[Description of the task]
Repeat the listing in full, preserving every character.
— Start of Records supplied —
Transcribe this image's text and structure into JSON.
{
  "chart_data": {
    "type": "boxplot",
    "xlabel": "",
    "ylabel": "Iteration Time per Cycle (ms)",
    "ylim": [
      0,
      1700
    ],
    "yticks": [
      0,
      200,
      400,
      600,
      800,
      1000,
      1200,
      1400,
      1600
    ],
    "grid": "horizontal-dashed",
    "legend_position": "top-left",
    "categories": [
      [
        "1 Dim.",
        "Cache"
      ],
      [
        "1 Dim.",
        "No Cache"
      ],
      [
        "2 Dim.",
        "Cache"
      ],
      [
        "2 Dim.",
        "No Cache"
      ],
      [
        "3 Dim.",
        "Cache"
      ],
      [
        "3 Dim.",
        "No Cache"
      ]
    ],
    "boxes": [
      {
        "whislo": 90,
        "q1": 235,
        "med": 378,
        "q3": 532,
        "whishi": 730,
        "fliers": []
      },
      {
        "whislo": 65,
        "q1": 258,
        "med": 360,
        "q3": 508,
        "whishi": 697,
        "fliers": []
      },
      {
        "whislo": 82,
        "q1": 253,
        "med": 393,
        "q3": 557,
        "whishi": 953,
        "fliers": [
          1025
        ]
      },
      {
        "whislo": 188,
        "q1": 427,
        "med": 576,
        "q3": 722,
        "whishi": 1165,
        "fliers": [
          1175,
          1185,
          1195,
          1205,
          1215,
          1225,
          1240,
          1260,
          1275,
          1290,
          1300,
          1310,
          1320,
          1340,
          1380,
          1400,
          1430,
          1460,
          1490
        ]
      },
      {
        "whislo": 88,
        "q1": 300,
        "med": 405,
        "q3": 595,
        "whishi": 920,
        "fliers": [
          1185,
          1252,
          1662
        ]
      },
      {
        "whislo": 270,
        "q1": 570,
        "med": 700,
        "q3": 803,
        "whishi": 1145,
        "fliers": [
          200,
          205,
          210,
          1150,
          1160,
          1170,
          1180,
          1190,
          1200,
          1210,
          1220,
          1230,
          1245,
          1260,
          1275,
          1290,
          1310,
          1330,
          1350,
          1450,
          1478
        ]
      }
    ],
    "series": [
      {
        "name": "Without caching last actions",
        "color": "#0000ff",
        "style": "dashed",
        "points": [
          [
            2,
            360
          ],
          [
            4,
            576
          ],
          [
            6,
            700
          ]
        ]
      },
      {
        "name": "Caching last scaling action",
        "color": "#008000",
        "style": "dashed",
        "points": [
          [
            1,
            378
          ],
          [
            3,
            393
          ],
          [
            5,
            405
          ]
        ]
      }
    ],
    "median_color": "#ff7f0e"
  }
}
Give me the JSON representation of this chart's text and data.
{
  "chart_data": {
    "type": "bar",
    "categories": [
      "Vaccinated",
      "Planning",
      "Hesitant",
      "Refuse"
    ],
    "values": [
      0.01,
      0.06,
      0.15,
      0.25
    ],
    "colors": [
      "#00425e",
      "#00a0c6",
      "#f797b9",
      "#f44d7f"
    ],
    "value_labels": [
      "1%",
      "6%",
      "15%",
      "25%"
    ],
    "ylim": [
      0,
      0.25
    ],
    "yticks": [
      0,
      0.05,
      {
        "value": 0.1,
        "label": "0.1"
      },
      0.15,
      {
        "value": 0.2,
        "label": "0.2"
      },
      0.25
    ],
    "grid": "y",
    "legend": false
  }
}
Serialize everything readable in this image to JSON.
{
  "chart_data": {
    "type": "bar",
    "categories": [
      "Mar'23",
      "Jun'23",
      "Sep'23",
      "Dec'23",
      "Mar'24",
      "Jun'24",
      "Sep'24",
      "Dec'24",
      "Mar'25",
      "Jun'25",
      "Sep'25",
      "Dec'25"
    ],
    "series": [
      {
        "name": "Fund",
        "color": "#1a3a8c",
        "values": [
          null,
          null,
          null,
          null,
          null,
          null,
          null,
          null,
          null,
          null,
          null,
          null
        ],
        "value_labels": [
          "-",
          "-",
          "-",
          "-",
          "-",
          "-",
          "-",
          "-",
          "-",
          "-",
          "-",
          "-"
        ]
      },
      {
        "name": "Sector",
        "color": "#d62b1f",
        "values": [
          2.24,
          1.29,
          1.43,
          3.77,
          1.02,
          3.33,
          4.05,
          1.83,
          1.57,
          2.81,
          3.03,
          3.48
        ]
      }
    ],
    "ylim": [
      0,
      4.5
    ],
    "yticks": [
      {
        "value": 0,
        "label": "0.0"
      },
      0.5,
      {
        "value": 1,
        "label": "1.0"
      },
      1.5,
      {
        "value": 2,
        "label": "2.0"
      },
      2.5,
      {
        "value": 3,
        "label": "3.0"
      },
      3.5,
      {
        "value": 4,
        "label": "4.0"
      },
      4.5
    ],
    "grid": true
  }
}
— End of Records supplied —
[In response]
Transcribe this image's text and structure into JSON.
{
  "chart_data": {
    "type": "boxplot",
    "xlabel": "",
    "ylabel": "Iteration Time per Cycle (ms)",
    "ylim": [
      0,
      1700
    ],
    "yticks": [
      0,
      200,
      400,
      600,
      800,
      1000,
      1200,
      1400,
      1600
    ],
    "grid": "horizontal-dashed",
    "legend_position": "top-left",
    "categories": [
      [
        "1 Dim.",
        "Cache"
      ],
      [
        "1 Dim.",
        "No Cache"
      ],
      [
        "2 Dim.",
        "Cache"
      ],
      [
        "2 Dim.",
        "No Cache"
      ],
      [
        "3 Dim.",
        "Cache"
      ],
      [
        "3 Dim.",
        "No Cache"
      ]
    ],
    "boxes": [
      {
        "whislo": 90,
        "q1": 235,
        "med": 378,
        "q3": 532,
        "whishi": 730,
        "fliers": []
      },
      {
        "whislo": 65,
        "q1": 258,
        "med": 360,
        "q3": 508,
        "whishi": 697,
        "fliers": []
      },
      {
        "whislo": 82,
        "q1": 253,
        "med": 393,
        "q3": 557,
        "whishi": 953,
        "fliers": [
          1025
        ]
      },
      {
        "whislo": 188,
        "q1": 427,
        "med": 576,
        "q3": 722,
        "whishi": 1165,
        "fliers": [
          1175,
          1185,
          1195,
          1205,
          1215,
          1225,
          1240,
          1260,
          1275,
          1290,
          1300,
          1310,
          1320,
          1340,
          1380,
          1400,
          1430,
          1460,
          1490
        ]
      },
      {
        "whislo": 88,
        "q1": 300,
        "med": 405,
        "q3": 595,
        "whishi": 920,
        "fliers": [
          1185,
          1252,
          1662
        ]
      },
      {
        "whislo": 270,
        "q1": 570,
        "med": 700,
        "q3": 803,
        "whishi": 1145,
        "fliers": [
          200,
          205,
          210,
          1150,
          1160,
          1170,
          1180,
          1190,
          1200,
          1210,
          1220,
          1230,
          1245,
          1260,
          1275,
          1290,
          1310,
          1330,
          1350,
          1450,
          1478
        ]
      }
    ],
    "series": [
      {
        "name": "Without caching last actions",
        "color": "#0000ff",
        "style": "dashed",
        "points": [
          [
            2,
            360
          ],
          [
            4,
            576
          ],
          [
            6,
            700
          ]
        ]
      },
      {
        "name": "Caching last scaling action",
        "color": "#008000",
        "style": "dashed",
        "points": [
          [
            1,
            378
          ],
          [
            3,
            393
          ],
          [
            5,
            405
          ]
        ]
      }
    ],
    "median_color": "#ff7f0e"
  }
}
Give me the JSON representation of this chart's text and data.
{
  "chart_data": {
    "type": "bar",
    "categories": [
      "Vaccinated",
      "Planning",
      "Hesitant",
      "Refuse"
    ],
    "values": [
      0.01,
      0.06,
      0.15,
      0.25
    ],
    "colors": [
      "#00425e",
      "#00a0c6",
      "#f797b9",
      "#f44d7f"
    ],
    "value_labels": [
      "1%",
      "6%",
      "15%",
      "25%"
    ],
    "ylim": [
      0,
      0.25
    ],
    "yticks": [
      0,
      0.05,
      {
        "value": 0.1,
        "label": "0.1"
      },
      0.15,
      {
        "value": 0.2,
        "label": "0.2"
      },
      0.25
    ],
    "grid": "y",
    "legend": false
  }
}
Serialize everything readable in this image to JSON.
{
  "chart_data": {
    "type": "bar",
    "categories": [
      "Mar'23",
      "Jun'23",
      "Sep'23",
      "Dec'23",
      "Mar'24",
      "Jun'24",
      "Sep'24",
      "Dec'24",
      "Mar'25",
      "Jun'25",
      "Sep'25",
      "Dec'25"
    ],
    "series": [
      {
        "name": "Fund",
        "color": "#1a3a8c",
        "values": [
          null,
          null,
          null,
          null,
          null,
          null,
          null,
          null,
          null,
          null,
          null,
          null
        ],
        "value_labels": [
          "-",
          "-",
          "-",
          "-",
          "-",
          "-",
          "-",
          "-",
          "-",
          "-",
          "-",
          "-"
        ]
      },
      {
        "name": "Sector",
        "color": "#d62b1f",
        "values": [
          2.24,
          1.29,
          1.43,
          3.77,
          1.02,
          3.33,
          4.05,
          1.83,
          1.57,
          2.81,
          3.03,
          3.48
        ]
      }
    ],
    "ylim": [
      0,
      4.5
    ],
    "yticks": [
      {
        "value": 0,
        "label": "0.0"
      },
      0.5,
      {
        "value": 1,
        "label": "1.0"
      },
      1.5,
      {
        "value": 2,
        "label": "2.0"
      },
      2.5,
      {
        "value": 3,
        "label": "3.0"
      },
      3.5,
      {
        "value": 4,
        "label": "4.0"
      },
      4.5
    ],
    "grid": true
  }
}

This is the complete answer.